Only the number is wanted: how many lines hold the word "JSON"?

▽

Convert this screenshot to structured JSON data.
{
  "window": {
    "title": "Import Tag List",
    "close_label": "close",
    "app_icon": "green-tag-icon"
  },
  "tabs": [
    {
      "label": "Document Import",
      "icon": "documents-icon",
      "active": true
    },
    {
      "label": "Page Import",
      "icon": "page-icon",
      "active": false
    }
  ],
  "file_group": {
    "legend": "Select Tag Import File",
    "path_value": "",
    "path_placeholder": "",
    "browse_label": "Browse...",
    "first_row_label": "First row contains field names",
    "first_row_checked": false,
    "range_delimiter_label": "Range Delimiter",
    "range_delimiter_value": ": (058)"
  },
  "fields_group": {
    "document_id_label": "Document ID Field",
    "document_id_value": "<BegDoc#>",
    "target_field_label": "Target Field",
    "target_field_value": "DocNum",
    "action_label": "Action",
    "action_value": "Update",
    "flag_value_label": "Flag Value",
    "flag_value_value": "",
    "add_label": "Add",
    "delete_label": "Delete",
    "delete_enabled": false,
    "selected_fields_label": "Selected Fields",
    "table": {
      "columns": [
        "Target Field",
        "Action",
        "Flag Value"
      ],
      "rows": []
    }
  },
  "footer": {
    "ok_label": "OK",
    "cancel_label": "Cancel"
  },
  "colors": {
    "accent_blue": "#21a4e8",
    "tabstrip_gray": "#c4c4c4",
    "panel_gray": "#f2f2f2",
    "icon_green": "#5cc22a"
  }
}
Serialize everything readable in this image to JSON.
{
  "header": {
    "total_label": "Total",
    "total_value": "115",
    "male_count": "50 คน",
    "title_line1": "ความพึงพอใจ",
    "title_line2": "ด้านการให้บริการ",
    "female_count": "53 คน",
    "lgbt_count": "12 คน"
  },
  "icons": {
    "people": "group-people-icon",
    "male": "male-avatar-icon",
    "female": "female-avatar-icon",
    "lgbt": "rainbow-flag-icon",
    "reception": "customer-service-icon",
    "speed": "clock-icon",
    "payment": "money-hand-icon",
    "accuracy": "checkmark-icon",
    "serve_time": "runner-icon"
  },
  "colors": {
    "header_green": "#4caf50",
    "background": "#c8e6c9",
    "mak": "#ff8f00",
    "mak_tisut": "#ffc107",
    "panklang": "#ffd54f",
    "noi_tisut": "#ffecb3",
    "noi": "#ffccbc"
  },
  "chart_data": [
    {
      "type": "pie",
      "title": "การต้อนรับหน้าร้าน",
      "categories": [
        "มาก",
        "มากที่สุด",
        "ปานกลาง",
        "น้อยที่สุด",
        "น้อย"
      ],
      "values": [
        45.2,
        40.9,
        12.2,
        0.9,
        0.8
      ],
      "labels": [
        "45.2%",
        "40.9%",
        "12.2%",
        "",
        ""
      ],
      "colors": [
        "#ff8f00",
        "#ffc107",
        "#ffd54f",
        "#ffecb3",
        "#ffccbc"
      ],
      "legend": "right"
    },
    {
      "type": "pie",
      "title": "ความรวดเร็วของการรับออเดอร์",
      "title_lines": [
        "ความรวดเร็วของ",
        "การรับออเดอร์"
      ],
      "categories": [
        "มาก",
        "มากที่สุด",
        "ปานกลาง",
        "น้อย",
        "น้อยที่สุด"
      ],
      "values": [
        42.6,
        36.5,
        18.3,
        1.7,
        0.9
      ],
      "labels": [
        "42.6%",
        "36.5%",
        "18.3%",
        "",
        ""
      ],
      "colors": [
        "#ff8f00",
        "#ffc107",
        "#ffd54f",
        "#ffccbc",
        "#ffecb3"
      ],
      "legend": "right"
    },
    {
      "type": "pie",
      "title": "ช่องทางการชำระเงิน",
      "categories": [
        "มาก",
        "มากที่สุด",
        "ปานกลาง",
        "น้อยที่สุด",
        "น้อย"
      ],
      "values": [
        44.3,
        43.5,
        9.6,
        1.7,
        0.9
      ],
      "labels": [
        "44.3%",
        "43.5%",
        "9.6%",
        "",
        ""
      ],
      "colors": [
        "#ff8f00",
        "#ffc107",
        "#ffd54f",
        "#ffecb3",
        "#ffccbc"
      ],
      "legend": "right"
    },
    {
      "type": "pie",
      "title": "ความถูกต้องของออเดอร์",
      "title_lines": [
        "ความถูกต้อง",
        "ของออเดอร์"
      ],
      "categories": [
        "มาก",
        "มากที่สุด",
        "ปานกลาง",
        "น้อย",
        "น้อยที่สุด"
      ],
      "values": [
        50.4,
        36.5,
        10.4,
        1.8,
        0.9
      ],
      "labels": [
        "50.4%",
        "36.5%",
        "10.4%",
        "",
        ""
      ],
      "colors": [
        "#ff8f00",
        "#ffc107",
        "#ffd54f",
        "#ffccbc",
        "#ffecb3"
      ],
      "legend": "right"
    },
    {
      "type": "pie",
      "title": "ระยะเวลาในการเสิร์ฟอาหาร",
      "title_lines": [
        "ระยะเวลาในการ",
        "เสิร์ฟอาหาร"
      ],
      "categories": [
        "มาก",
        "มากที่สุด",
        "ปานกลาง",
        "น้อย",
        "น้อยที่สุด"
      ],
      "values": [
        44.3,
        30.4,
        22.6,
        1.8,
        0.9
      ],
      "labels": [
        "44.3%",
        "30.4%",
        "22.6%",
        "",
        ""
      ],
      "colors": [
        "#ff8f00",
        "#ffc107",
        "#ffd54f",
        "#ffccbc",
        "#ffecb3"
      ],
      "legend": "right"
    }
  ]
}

△

**THE REPLY**
2